== Data for the task ==

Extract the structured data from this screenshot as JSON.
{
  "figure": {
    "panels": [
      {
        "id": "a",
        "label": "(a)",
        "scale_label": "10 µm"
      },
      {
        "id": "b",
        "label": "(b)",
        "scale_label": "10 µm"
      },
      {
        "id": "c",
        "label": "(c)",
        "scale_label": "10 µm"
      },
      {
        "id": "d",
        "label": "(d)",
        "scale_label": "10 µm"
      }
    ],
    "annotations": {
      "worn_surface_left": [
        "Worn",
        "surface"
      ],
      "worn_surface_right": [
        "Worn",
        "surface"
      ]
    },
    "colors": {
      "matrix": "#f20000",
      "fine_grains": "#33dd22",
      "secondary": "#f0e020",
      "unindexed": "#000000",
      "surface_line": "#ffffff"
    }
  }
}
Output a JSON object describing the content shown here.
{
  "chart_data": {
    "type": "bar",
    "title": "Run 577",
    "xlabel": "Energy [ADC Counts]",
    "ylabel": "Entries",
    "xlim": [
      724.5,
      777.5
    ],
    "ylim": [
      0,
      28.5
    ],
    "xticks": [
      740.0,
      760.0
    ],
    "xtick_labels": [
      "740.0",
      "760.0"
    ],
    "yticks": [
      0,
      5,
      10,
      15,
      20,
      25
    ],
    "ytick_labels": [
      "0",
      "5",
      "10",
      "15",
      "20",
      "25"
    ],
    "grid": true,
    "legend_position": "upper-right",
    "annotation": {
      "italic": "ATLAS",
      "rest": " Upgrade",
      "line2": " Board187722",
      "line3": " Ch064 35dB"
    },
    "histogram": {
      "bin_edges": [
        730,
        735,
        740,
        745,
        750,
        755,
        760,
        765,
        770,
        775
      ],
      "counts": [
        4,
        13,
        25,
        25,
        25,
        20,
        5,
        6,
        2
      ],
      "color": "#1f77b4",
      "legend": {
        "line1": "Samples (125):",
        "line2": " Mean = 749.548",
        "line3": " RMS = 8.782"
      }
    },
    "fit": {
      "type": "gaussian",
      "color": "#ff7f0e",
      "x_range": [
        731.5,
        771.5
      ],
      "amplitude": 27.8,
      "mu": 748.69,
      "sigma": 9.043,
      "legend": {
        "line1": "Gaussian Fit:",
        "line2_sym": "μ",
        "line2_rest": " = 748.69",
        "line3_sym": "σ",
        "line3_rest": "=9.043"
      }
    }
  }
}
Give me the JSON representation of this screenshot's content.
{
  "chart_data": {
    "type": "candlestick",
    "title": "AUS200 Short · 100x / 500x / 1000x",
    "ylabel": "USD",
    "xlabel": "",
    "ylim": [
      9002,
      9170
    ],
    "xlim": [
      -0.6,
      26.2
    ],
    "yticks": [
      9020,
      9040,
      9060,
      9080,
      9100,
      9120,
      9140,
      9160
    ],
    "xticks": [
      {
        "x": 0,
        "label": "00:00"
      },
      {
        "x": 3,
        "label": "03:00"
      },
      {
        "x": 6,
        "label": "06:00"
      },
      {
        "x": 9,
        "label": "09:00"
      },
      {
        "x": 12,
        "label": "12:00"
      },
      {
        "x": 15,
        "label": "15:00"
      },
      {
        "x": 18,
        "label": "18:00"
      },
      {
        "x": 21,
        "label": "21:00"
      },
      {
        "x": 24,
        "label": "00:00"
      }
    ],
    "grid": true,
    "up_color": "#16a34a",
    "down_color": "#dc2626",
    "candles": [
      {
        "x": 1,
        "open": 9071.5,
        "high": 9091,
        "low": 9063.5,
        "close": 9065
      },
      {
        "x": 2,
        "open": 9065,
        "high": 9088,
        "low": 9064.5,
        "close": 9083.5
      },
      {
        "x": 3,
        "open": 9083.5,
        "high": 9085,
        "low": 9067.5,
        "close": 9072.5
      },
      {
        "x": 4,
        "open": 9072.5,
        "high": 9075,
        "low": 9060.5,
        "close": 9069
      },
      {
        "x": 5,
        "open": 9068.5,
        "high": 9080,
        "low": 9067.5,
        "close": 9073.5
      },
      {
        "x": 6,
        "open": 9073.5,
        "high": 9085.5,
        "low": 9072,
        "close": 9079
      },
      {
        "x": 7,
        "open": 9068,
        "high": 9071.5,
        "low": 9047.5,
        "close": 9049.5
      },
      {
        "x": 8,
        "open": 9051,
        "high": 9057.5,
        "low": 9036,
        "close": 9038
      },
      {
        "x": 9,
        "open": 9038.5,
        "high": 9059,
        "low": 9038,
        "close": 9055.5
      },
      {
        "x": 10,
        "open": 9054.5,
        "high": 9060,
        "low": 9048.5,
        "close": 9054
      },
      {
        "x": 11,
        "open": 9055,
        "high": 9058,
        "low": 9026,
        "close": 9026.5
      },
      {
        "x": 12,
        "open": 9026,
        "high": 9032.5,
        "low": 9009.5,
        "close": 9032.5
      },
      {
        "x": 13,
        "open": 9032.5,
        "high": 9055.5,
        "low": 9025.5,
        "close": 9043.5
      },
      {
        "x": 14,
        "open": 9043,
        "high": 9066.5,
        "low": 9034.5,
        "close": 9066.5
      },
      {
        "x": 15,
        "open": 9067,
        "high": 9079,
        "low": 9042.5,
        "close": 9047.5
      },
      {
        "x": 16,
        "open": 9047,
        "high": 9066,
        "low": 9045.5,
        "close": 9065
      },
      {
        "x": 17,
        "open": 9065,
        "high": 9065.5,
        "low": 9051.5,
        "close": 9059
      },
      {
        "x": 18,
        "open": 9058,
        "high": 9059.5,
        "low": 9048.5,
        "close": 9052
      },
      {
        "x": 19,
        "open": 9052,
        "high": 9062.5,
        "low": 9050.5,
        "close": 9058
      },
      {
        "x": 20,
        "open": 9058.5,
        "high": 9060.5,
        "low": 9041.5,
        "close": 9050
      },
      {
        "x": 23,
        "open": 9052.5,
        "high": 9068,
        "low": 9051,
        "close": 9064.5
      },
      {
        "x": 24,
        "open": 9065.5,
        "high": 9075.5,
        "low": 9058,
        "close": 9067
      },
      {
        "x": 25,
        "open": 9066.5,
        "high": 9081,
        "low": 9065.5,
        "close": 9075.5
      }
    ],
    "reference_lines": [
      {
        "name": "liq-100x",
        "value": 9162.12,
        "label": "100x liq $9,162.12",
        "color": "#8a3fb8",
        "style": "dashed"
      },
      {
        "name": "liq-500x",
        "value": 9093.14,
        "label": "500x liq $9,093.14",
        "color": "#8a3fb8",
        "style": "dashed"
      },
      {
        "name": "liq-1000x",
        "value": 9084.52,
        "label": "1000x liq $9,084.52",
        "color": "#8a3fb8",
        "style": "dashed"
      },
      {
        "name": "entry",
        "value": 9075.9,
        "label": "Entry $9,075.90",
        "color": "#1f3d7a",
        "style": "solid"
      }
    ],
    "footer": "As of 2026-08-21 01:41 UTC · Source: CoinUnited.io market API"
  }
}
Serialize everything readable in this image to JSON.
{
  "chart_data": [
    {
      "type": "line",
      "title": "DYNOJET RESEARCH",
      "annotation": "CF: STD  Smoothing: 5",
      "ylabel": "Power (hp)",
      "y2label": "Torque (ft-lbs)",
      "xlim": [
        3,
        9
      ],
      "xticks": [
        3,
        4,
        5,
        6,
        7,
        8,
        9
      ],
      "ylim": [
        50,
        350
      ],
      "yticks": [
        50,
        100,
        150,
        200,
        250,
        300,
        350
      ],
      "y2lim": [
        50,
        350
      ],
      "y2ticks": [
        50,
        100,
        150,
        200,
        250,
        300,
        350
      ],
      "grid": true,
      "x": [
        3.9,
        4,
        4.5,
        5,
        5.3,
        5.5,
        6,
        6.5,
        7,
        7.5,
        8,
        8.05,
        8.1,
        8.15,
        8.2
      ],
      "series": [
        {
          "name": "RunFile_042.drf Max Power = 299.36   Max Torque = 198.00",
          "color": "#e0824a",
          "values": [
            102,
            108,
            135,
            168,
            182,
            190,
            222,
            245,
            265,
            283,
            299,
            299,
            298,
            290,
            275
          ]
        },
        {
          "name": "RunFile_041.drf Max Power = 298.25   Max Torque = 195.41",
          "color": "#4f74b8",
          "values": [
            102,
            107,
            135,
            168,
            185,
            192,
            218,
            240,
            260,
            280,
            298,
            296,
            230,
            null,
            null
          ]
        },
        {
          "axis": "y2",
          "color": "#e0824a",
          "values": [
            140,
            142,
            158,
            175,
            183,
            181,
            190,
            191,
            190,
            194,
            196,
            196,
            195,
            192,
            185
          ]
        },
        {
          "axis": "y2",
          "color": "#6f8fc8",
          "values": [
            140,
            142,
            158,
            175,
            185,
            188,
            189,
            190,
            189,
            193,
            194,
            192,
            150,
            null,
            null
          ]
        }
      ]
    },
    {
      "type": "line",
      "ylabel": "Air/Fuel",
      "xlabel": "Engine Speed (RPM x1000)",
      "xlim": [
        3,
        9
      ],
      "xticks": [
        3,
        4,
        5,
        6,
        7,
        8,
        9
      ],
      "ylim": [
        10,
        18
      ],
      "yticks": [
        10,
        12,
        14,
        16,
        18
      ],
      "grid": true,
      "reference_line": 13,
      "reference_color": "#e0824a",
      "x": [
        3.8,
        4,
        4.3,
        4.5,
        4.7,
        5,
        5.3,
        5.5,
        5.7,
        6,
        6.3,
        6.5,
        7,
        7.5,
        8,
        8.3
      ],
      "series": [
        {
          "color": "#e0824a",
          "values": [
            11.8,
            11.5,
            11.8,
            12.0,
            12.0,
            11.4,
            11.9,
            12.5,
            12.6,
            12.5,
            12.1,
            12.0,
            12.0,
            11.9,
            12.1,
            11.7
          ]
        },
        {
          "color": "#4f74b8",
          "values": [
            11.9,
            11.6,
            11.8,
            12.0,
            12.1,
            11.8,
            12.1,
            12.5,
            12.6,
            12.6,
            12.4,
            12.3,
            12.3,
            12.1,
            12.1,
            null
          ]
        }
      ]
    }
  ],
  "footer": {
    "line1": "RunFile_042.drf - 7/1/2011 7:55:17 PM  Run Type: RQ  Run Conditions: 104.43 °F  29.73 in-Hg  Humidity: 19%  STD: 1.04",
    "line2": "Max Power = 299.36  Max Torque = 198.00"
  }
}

== Exercise task ==
Identify and copy lines that hold the string "screenshot".

== Solution below ==
Extract the structured data from this screenshot as JSON.
Give me the JSON representation of this screenshot's content.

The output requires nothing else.